# WHAT THE EXERCISE ASKS:
Leaving out the pictures, please retype each record exactly.

--------------------

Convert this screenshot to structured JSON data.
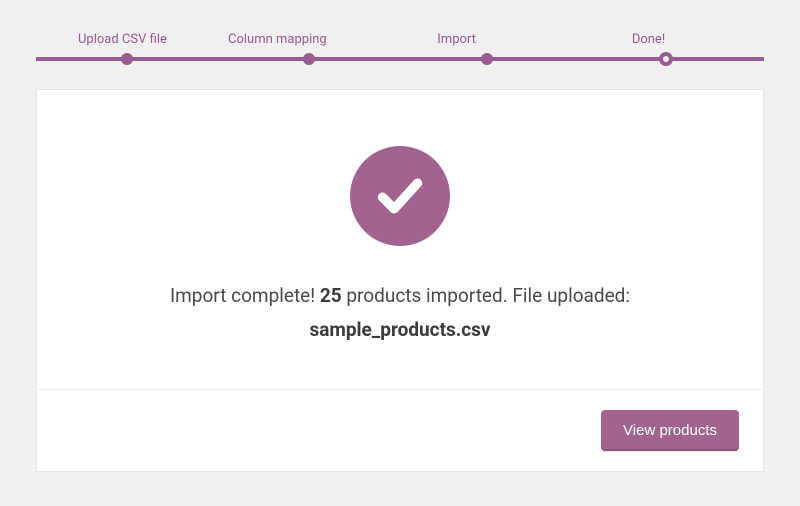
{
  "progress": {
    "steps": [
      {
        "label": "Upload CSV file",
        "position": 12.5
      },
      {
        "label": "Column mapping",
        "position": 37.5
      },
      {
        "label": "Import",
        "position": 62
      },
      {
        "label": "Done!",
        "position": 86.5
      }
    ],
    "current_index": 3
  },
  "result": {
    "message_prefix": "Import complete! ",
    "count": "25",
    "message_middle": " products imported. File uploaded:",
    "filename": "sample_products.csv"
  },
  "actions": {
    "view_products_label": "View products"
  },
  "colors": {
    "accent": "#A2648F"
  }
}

--------------------

# RESULT OF THE EXERCISE:
Convert this screenshot to structured JSON data.
{
  "progress": {
    "steps": [
      {
        "label": "Upload CSV file",
        "position": 12.5
      },
      {
        "label": "Column mapping",
        "position": 37.5
      },
      {
        "label": "Import",
        "position": 62
      },
      {
        "label": "Done!",
        "position": 86.5
      }
    ],
    "current_index": 3
  },
  "result": {
    "message_prefix": "Import complete! ",
    "count": "25",
    "message_middle": " products imported. File uploaded:",
    "filename": "sample_products.csv"
  },
  "actions": {
    "view_products_label": "View products"
  },
  "colors": {
    "accent": "#A2648F"
  }
}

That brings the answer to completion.